* [DATASET ROWS]
::::

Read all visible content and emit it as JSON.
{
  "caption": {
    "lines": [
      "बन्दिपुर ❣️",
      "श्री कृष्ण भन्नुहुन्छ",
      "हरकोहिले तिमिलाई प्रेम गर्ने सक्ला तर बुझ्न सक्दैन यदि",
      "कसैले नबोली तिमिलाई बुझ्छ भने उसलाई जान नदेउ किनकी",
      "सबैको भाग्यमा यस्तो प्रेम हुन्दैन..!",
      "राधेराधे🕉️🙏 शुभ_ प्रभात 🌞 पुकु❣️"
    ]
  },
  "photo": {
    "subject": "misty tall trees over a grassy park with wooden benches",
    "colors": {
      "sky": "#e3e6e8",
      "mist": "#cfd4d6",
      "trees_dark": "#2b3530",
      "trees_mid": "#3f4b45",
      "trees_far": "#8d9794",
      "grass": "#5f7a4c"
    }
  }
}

::::

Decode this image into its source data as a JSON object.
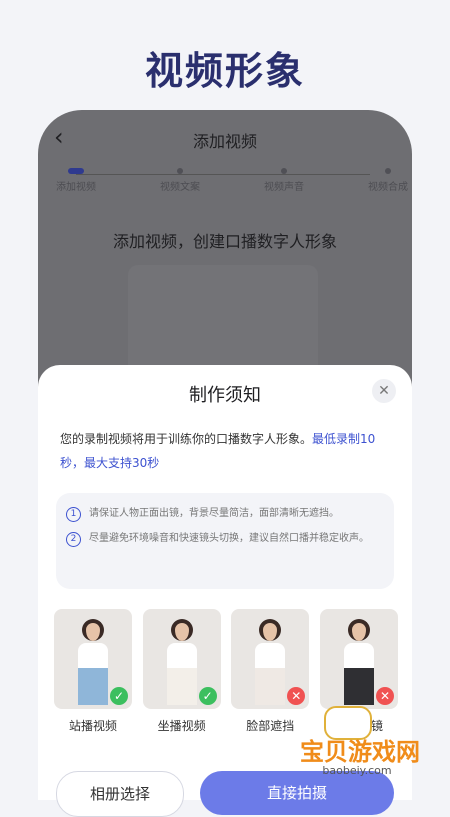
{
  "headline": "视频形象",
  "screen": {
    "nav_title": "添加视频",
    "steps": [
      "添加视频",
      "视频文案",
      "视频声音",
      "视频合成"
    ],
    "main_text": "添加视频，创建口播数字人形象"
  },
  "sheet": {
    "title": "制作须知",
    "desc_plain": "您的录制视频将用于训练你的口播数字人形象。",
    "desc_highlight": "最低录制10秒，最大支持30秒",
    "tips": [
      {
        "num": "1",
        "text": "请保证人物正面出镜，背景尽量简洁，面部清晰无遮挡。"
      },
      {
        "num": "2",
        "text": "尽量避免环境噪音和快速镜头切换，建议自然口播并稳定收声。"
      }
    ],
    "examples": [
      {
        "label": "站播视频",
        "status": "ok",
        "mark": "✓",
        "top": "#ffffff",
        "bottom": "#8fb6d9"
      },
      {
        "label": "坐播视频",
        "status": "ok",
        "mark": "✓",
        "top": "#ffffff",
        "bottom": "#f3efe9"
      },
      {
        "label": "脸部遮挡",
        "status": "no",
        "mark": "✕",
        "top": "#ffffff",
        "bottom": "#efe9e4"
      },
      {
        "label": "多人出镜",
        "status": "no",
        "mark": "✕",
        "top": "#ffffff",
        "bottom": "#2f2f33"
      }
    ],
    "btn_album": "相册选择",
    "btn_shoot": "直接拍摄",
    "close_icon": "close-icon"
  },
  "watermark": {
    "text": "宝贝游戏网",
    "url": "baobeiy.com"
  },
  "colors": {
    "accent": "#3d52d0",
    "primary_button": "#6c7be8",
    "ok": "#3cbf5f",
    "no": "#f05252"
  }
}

::::

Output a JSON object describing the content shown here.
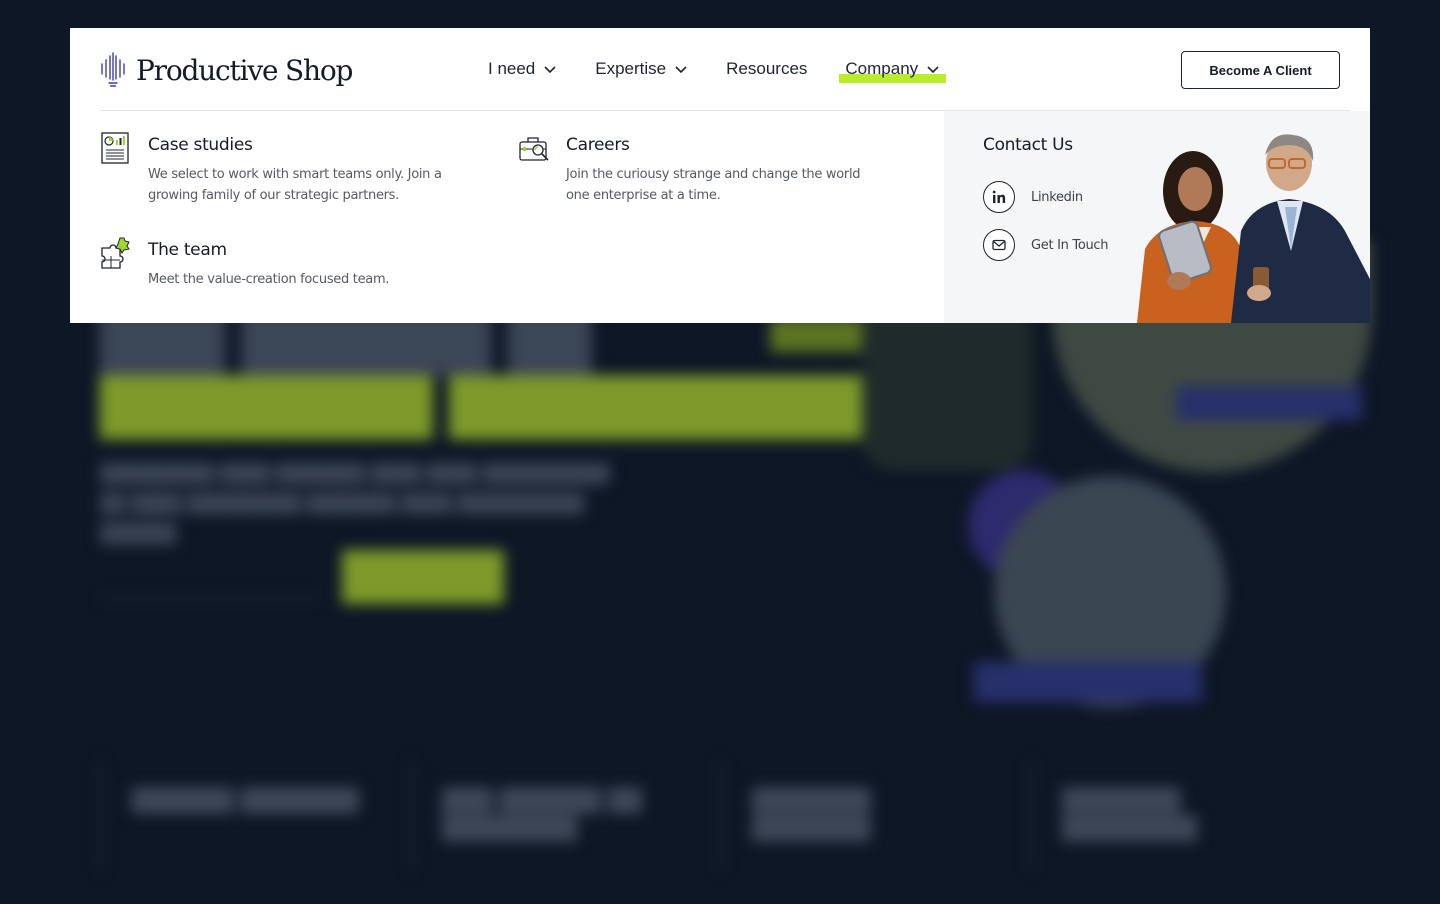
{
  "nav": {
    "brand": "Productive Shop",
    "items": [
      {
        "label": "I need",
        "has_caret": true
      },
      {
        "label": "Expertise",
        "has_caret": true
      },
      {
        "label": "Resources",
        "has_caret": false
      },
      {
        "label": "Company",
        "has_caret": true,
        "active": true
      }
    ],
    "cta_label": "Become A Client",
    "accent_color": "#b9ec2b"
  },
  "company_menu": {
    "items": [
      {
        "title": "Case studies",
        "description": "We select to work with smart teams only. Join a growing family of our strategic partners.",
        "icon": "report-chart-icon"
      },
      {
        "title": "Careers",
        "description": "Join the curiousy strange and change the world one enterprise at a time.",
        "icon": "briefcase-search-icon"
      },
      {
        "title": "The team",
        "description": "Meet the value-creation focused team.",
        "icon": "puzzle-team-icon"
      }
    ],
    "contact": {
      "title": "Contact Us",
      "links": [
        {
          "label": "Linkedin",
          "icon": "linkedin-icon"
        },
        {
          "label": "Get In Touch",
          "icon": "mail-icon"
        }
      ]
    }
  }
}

::::

* [SHORT PROBLEM] From the data above, copy each line that holds "添加视频".

* [FINAL ANSWER]
    "nav_title": "添加视频",
      "添加视频",
    "main_text": "添加视频，创建口播数字人形象"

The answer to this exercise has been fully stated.